Collected data entries:
-*-

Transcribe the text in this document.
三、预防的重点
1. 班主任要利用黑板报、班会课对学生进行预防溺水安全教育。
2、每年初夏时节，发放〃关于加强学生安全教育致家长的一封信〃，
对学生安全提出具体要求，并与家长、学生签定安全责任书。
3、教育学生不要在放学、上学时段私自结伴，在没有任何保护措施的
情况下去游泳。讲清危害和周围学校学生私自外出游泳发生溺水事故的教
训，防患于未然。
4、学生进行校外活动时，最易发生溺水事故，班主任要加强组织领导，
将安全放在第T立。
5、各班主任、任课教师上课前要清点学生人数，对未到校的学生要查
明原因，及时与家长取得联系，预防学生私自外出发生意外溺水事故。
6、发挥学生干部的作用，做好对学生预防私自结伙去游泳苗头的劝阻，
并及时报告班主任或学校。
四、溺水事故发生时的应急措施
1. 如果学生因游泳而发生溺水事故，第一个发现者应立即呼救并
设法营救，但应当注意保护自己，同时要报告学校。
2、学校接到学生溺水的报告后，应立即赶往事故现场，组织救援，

-*-

*Goal*:
From the records above, extract every entry exactly as given.

*Complete answer*:
Transcribe the text in this document.
三、预防的重点
1. 班主任要利用黑板报、班会课对学生进行预防溺水安全教育。
2、每年初夏时节，发放〃关于加强学生安全教育致家长的一封信〃，
对学生安全提出具体要求，并与家长、学生签定安全责任书。
3、教育学生不要在放学、上学时段私自结伴，在没有任何保护措施的
情况下去游泳。讲清危害和周围学校学生私自外出游泳发生溺水事故的教
训，防患于未然。
4、学生进行校外活动时，最易发生溺水事故，班主任要加强组织领导，
将安全放在第T立。
5、各班主任、任课教师上课前要清点学生人数，对未到校的学生要查
明原因，及时与家长取得联系，预防学生私自外出发生意外溺水事故。
6、发挥学生干部的作用，做好对学生预防私自结伙去游泳苗头的劝阻，
并及时报告班主任或学校。
四、溺水事故发生时的应急措施
1. 如果学生因游泳而发生溺水事故，第一个发现者应立即呼救并
设法营救，但应当注意保护自己，同时要报告学校。
2、学校接到学生溺水的报告后，应立即赶往事故现场，组织救援，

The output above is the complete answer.